### Written instruction
Your task is to copy every line of the records below that contains "très".

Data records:
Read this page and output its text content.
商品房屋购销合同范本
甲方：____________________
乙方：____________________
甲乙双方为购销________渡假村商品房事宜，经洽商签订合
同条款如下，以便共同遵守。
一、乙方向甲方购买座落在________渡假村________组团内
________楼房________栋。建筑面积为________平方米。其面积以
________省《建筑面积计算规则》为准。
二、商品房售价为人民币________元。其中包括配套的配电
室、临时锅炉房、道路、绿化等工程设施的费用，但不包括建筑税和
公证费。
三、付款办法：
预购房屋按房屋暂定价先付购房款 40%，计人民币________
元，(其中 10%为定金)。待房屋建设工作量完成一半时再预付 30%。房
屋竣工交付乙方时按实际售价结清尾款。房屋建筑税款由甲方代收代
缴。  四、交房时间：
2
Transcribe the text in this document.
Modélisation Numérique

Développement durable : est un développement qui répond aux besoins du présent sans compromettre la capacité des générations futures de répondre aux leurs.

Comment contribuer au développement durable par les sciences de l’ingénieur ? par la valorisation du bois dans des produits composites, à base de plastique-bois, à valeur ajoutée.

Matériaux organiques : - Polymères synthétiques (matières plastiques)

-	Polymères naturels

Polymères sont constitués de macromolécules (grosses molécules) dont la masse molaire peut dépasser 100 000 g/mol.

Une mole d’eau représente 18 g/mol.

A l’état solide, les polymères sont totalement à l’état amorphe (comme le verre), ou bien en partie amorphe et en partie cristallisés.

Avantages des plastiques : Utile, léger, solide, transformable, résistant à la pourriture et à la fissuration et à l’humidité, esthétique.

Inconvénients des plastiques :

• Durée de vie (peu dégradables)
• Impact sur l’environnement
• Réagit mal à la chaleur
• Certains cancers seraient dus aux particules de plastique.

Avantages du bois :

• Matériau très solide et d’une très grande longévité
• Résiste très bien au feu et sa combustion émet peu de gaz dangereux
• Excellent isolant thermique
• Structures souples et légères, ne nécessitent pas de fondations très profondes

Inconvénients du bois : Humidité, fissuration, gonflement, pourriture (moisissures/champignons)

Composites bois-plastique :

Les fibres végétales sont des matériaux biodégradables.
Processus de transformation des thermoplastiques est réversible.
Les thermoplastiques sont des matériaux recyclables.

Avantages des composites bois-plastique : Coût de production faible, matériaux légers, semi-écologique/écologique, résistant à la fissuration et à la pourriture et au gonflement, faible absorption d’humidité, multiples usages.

### Exercise output
• Matériau très solide et d’une très grande longévité
• Résiste très bien au feu et sa combustion émet peu de gaz dangereux
• Structures souples et légères, ne nécessitent pas de fondations très profondes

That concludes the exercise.